[AUSGANGSDOKUMENT]
------------------------------------------------------------

Werden aus derselben Personengruppe (auch Kohorte genannt), nur Sozialhilfebeziehende im erwerbsfähigen Alter (15–64-Jährige) betrachtet, wird sichtbar, dass der Anteil an Erwerbstätigen über die Jahre zunimmt. 2016 lag er bei 5,3 Prozent und sechs Jahre später im Jahr 2022 liegt er in derselben Gruppe bei 50,0 Prozent.
Grafik 3.1: Anteil erwerbstätiger Personen mit Asylhintergrund in der Sozialhilfe aus der Kohorte von 2016
Gesellschaftliche Gruppen mit dem höchsten Sozialhilferisiko
Die gesellschaftlichen Gruppen mit dem höchsten Sozialhilferisiko verändern sich kaum. Erstens sind Kinder und Jugendliche deutlich stärker von der Sozialhilfe betroffen als alle anderen Altersgruppen. In der Alterskategorie der 0 bis 17-Jährigen beträgt das Sozialhilferisiko 2,5 Prozent. Damit ist die Sozialhilfequote in dieser Altersgruppe mehr als doppelt so hoch wie der kantonale Durchschnitt. Dies liegt daran, dass Familienhaushalte häufiger auf die Unterstützung der Sozialhilfe angewiesen sind als Haushalte ohne Kinder.
Grafik 4: Sozialhilfequote nach Alter im Kanton Graubünden, 2022
Zweitens sind Einelternfamilien mit Kindern deutlich stärker gefährdet als alle anderen Haushaltstypen. Die Quote der Haushalte mit Sozialhilfebezug liegt im Kanton Graubünden bei 1,3 Prozent. Bei Einelternhaushalten liegt die Quote bei 12,4 Prozent.

------------------------------------------------------------

[BEREITGESTELLTE EINTRÄGE]
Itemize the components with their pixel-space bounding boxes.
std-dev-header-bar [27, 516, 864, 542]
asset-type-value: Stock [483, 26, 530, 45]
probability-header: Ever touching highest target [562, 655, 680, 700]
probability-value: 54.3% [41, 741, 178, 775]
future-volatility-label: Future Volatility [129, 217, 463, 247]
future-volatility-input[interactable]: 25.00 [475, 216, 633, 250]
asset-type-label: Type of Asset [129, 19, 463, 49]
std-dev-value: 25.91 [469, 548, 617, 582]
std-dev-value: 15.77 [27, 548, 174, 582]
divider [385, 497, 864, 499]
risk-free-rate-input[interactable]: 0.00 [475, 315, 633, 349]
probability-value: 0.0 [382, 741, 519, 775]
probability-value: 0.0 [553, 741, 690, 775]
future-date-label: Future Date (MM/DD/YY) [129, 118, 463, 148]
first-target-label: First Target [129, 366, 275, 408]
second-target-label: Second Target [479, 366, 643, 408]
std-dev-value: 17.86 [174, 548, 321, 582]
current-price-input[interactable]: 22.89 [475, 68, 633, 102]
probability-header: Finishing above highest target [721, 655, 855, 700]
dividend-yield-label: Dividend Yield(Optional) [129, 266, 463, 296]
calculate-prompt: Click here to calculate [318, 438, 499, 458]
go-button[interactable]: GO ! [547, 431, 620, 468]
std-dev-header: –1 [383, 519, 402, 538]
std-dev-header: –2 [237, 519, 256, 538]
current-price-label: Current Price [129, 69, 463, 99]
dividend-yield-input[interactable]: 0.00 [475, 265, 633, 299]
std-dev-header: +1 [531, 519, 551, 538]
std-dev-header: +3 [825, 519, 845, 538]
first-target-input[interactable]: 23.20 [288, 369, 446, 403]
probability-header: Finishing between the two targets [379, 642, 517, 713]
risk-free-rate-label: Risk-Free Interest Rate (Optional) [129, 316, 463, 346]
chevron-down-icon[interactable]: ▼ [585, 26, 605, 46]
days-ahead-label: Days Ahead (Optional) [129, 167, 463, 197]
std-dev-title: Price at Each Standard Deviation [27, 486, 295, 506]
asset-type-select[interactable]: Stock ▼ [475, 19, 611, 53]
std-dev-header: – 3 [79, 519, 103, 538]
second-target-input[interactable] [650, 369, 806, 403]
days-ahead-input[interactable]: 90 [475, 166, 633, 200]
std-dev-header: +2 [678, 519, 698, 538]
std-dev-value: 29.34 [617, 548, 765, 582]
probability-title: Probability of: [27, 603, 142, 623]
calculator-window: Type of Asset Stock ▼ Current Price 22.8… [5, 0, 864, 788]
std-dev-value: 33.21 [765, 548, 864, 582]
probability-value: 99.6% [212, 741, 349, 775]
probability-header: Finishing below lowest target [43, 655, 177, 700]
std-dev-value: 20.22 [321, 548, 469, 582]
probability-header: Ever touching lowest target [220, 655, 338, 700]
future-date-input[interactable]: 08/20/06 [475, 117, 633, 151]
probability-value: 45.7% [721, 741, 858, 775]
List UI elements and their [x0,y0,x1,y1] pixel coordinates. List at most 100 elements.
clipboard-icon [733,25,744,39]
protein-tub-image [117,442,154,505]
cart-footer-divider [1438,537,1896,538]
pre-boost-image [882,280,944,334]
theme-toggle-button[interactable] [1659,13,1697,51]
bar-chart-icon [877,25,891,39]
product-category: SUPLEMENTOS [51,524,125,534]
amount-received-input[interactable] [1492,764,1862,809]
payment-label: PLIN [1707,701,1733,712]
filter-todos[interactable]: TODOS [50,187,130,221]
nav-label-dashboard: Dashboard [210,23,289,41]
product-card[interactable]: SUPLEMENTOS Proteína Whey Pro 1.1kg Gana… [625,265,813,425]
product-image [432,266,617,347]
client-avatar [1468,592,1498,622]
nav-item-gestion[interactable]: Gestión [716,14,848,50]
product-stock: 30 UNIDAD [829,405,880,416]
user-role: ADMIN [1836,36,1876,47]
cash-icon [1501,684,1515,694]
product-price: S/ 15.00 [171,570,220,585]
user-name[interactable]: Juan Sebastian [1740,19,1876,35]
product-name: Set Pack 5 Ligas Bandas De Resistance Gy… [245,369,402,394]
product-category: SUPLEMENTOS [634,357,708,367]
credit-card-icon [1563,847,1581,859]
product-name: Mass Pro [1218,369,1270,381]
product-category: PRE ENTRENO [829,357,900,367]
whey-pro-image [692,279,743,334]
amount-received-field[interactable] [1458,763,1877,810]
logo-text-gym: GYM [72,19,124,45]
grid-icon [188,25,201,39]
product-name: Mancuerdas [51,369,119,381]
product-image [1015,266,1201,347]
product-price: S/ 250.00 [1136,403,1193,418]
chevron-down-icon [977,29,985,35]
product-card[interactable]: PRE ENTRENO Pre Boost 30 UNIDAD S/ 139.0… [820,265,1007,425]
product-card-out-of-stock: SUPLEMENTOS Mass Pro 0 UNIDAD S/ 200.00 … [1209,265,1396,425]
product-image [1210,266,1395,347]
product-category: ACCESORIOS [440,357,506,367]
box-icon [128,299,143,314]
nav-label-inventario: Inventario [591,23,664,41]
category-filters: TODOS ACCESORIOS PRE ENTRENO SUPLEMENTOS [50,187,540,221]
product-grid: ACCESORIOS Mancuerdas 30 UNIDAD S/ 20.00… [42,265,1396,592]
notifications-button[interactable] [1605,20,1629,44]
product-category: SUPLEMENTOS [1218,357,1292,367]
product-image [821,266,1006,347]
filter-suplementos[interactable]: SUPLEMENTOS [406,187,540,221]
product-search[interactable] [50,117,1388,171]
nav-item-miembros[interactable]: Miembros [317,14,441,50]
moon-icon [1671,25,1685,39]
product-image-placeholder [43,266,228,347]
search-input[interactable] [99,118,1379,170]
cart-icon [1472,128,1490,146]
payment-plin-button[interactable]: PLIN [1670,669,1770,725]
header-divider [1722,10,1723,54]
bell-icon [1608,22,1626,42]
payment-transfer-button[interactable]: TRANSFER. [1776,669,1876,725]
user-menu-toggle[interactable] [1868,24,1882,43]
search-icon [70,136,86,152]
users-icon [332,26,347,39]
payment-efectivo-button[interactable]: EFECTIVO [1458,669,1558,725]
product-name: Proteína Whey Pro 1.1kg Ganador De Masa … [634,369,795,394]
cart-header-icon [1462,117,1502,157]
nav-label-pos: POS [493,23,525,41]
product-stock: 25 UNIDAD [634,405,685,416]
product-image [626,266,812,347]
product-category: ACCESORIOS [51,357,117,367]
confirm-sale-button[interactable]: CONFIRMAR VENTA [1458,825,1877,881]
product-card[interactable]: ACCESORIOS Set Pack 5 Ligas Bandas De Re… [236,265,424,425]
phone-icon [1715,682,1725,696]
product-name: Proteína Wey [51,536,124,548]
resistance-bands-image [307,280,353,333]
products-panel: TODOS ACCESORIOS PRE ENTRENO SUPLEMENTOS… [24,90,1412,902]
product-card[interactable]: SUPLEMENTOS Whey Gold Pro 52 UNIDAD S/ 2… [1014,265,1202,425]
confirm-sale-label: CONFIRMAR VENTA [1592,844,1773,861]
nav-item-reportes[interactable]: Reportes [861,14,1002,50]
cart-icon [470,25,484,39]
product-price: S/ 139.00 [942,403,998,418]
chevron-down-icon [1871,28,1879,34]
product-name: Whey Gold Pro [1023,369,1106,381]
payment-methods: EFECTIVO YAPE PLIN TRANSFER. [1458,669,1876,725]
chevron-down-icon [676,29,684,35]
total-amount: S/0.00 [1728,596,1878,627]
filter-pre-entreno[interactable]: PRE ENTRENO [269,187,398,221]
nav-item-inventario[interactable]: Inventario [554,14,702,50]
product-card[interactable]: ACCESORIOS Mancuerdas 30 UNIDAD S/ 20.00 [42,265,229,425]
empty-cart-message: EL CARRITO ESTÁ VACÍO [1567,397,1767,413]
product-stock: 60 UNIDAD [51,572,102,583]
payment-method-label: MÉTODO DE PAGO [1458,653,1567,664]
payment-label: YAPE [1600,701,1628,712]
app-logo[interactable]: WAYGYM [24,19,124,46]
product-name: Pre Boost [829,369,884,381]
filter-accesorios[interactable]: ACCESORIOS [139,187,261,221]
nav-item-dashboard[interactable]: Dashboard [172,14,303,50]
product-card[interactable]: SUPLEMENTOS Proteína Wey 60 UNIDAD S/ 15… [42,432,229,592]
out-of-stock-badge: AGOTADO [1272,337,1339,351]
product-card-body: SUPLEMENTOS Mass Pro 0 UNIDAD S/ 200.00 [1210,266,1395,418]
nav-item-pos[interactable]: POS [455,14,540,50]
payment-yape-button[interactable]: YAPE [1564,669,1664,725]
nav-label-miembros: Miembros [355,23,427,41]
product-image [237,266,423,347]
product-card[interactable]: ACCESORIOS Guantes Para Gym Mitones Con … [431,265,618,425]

------------------------------------------------------------

[ARBEITSAUFTRÄGE]
1 - Übersetze diesen Satz aus dem Text zur Sozialhilfe in Graubünden ins Englische: „Die gesellschaftlichen Gruppen mit dem höchsten Sozialhilferisiko verändern sich kaum.“
2 - Setze bitte den Text zur Sozialhilfe in Graubünden nach seinem letzten Satz fort.

[LÖSUNGEN NACH AUFGABEN]
1 - The social groups with the highest risk of depending on social assistance hardly change.

2 -
Drittens erhöht ein geringes Ausbildungsniveau das Sozialhilferisiko ebenfalls signifikant. Personen ohne Berufsbildung sind in der Sozialhilfe stark übervertreten. Während im Kanton Graubünden 13,6 Prozent der Bevölkerung im Alter zwischen 25 und 64 Jahren keine Berufsbildung haben, liegt der Anteil bei den Sozialhilfebeziehenden bei 50,3 Prozent.
Auskunftspersonen:
- Susanna Gadient, Leiterin Sozialamt, Tel. +41 81 257 26 51 (erreichbar von 10.00 bis 11.00 Uhr), E‑Mail Susanna.Gadient@soa.gr.ch
- Mathias Kaufmann, Leiter Fachbereich Sozialdienste/Stv. Amtsleitung, Tel. +41 81 257 26 68 (erreichbar von 10.00 bis 11.00 Uhr), E‑Mail Mathias.Kaufmann@soa.gr.ch
- Silvia Würmli, Fachstelle Sozialhilfestatistik Zürich und Ostschweiz, Tel. +41 43 259 75 54 (erreichbar von 13.30 bis 14.30 Uhr), E‑Mail Silvia.Wuermli@statistik.ji.zh.ch
zuständig: Sozialamt
Zusätzliche Informationen zur Schweizerischen Sozialhilfeempfängerstatistik SHS
Die Schweizerische Sozialhilfeempfängerstatistik ist eine jährliche Datenerhebung, die vom Bundesamt für Statistik BFS durchgeführt wird. Ziel der Statistik ist es, den Bestand und die Struktur der Bezügerinnen und Bezüger von wirtschaftlicher Sozialhilfe sowie von vorgelagerten bedarfsabhängigen Sozialleistungen in der Schweiz zu erfassen. Sie basiert auf der gemeinsamen Zusammenarbeit von Bund, Kantonen und Gemeinden
Die Grundlagen der Sozialhilfeempfängerstatistik wurden vor mehr als 20 Jahren erarbeitet. Diese werden nun im Rahmen eines Modernisierungsprojekts an die aktuellen Bedingungen und die sich verändernden Bedürfnisse angepasst. Die Modernisierung der SHS verfolgt als Ziele die Reduktion der Belastung der Erhebungsstellen, die Stärkung der Analyse und die Verkürzung der Dauer zwischen Erhebung und Publikation.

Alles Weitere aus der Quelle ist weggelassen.